Brano citato:
-------------------------

Il rapporto tra salari e produttività del lavoro evidenzia un ulteriore punto critico. Dal 1999 al 2021 i salari reali italiani sono cresciuti più della produttività del lavoro, ma dal 2022 si è verificato un cambiamento: la produttività ha iniziato a salire più dei salari. Ciò significa che ogni lavoratore ha prodotto di più, ma il suo salario non è aumentato proporzionalmente, soprattutto se si considera l’inflazione. Nel confronto internazionale, il ritardo appare ancora più profondo: mentre nei Paesi ad alto reddito la produttività del lavoro è aumentata del 30% tra il 1999 e il 2024, in Italia è diminuita del 3%.

Le misure di adeguamento salariale introdotte negli ultimi due anni hanno cercato di contrastare la spinta inflazionistica, ma si sono rivelate insufficienti, in particolare per i lavoratori a basso reddito. Questi ultimi destinano una quota maggiore del loro reddito a beni essenziali come cibo e alloggio, risultando quindi più esposti all’aumento dei prezzi. Dopo aver toccato un picco dell’8,7% nel 2022, l’inflazione in Italia ha rallentato nel 2023 e 2024 (in linea con l’andamento dei paesi dell’Unione europea), tuttavia la crescita salariale non ha tenuto il passo.

-------------------------

Da fare:
A: Per ciascuna affermazione indica se concorda con il brano su salari e produttività, rispondendo sì o no e citando le parole decisive del brano: (i) dal 2022 la produttività è cresciuta più dei salari; (ii) in Italia la produttività del lavoro è aumentata del 30% tra il 1999 e il 2024; (iii) l'inflazione in Italia ha toccato un picco dell'8,7% nel 2023.
B: Aggiorna il brano su salari e produttività a partire da "Le misure di" e proseguendo fino a "tenuto il passo.", mettendo "beni di prima necessità" al posto di "beni essenziali".

Voci archiviate da una raccolta
-------------------------

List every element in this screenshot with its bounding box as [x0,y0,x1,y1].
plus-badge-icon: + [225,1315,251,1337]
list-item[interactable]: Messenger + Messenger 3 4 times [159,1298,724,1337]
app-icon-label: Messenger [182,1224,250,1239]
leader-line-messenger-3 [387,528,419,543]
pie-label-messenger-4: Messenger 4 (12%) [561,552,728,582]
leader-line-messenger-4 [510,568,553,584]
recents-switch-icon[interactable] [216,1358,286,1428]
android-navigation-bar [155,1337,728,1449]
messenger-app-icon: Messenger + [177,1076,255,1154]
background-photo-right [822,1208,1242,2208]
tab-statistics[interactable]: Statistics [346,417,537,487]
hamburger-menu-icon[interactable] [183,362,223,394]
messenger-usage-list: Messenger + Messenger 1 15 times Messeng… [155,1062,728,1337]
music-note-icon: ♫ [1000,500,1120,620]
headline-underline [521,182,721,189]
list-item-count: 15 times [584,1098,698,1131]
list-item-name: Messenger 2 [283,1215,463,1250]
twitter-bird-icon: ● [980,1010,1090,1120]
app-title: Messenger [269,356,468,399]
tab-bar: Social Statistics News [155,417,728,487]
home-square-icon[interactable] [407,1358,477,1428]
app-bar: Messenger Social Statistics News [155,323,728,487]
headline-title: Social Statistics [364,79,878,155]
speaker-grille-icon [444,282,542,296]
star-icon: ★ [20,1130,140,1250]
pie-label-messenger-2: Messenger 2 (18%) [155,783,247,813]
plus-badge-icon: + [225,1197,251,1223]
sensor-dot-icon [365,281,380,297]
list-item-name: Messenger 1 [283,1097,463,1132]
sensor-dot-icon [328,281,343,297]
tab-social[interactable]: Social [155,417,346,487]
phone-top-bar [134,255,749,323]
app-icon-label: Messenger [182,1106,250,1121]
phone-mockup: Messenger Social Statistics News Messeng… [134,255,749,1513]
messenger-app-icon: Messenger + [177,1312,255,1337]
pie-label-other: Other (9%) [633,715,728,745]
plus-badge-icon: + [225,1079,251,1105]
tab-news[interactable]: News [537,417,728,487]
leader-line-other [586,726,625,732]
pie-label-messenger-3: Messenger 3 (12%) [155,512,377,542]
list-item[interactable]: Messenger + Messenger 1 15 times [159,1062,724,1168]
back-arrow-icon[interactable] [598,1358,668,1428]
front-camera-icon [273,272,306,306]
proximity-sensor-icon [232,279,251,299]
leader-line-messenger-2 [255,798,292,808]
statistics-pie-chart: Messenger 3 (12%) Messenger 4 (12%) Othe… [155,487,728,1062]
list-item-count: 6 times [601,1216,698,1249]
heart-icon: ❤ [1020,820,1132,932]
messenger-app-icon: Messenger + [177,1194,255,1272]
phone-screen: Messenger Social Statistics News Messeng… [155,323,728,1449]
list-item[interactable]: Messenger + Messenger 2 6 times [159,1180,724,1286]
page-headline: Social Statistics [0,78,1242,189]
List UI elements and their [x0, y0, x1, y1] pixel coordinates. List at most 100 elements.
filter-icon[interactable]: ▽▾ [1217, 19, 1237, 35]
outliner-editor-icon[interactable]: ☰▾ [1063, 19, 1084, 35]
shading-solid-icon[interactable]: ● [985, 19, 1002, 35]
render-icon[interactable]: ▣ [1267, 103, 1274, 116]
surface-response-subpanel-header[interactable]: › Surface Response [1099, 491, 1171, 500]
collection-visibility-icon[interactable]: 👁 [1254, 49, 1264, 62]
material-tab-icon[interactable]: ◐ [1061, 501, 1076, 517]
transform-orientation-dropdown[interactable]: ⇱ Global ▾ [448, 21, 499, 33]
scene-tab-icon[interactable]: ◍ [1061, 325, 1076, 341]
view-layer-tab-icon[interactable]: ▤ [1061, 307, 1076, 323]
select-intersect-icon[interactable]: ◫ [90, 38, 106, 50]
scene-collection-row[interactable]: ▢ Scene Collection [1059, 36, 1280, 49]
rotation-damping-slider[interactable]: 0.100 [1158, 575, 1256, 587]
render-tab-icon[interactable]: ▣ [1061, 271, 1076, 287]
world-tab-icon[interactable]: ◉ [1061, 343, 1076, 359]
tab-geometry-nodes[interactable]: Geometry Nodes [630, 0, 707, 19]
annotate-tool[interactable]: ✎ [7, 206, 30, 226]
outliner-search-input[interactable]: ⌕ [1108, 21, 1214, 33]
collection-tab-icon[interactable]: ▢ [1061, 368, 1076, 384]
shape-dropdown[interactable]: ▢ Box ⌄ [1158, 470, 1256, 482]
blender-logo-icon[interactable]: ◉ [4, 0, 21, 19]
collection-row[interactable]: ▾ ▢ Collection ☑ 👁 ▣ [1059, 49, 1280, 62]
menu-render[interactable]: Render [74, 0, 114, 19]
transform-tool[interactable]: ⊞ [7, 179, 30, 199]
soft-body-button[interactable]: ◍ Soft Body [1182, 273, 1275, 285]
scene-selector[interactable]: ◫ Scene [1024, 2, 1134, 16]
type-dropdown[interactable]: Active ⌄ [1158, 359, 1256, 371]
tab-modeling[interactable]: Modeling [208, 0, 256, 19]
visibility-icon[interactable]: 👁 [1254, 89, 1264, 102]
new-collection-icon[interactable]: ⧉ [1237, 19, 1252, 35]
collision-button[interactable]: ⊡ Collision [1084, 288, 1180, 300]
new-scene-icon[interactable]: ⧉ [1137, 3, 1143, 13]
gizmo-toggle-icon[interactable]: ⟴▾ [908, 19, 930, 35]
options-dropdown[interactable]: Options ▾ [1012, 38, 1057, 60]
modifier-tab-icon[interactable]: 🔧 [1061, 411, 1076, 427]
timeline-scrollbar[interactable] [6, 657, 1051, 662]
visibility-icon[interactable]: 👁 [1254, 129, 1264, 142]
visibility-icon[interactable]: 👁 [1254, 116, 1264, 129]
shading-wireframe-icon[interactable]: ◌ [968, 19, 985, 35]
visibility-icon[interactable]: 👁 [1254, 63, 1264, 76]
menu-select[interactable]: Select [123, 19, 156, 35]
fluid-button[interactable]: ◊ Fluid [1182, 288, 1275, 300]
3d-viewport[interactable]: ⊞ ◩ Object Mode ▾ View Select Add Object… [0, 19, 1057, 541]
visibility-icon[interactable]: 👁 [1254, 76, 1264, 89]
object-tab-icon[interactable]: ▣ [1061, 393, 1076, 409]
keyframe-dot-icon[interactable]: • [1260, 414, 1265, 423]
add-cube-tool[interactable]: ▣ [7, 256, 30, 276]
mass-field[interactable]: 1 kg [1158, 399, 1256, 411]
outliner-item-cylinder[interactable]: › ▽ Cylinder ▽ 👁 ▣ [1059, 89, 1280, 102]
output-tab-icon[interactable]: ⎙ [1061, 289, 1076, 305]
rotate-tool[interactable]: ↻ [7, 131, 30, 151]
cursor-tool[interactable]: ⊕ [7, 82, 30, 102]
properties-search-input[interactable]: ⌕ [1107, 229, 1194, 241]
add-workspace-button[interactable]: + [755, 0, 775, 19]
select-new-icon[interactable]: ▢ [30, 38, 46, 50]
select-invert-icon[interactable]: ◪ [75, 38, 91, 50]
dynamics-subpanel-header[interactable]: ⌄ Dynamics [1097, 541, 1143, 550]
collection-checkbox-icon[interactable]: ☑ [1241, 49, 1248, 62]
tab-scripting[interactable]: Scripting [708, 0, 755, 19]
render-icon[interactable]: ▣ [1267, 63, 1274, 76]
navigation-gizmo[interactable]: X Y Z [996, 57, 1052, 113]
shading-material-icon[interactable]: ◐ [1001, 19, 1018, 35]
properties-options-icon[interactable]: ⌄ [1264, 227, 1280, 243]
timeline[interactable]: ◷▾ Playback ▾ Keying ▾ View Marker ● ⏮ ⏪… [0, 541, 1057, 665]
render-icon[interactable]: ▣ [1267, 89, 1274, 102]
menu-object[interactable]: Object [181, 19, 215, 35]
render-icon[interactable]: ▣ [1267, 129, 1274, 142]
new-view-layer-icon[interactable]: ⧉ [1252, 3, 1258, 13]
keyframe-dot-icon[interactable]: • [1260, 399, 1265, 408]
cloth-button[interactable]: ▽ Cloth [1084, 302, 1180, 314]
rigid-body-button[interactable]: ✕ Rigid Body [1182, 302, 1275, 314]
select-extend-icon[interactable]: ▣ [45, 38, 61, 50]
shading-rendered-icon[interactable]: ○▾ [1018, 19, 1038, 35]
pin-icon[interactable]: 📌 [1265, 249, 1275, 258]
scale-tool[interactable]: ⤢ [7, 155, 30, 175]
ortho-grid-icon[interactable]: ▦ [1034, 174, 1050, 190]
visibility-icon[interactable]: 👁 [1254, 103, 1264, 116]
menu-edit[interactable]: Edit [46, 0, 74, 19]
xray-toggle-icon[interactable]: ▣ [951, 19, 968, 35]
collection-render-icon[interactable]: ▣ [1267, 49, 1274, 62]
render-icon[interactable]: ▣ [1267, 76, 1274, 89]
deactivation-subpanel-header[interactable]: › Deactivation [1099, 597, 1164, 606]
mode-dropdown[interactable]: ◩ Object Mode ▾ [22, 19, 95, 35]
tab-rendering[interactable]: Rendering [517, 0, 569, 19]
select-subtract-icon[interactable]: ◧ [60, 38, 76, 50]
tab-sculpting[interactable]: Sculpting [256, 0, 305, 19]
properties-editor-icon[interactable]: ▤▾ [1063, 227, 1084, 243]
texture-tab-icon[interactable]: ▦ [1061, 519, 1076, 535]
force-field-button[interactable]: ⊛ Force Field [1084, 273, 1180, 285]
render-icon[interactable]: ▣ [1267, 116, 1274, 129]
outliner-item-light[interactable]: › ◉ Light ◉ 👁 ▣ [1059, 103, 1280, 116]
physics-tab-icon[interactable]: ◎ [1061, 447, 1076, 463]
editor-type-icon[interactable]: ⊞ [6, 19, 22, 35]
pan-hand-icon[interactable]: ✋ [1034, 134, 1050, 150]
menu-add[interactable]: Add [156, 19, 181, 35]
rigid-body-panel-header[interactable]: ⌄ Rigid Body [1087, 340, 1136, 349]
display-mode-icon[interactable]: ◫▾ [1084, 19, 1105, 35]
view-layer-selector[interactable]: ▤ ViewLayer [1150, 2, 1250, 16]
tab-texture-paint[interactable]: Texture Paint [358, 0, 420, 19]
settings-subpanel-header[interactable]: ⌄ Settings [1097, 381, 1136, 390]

-------------------------

Risposte svolte:
A:
(i) Sì: "dal 2022 si è verificato un cambiamento: la produttività ha iniziato a salire più dei salari".
(ii) No: "in Italia è diminuita del 3%".
(iii) No: "Dopo aver toccato un picco dell’8,7% nel 2022".

B:
Le misure di adeguamento salariale introdotte negli ultimi due anni hanno cercato di contrastare la spinta inflazionistica, ma si sono rivelate insufficienti, in particolare per i lavoratori a basso reddito. Questi ultimi destinano una quota maggiore del loro reddito a beni di prima necessità come cibo e alloggio, risultando quindi più esposti all’aumento dei prezzi. Dopo aver toccato un picco dell’8,7% nel 2022, l’inflazione in Italia ha rallentato nel 2023 e 2024 (in linea con l’andamento dei paesi dell’Unione europea), tuttavia la crescita salariale non ha tenuto il passo.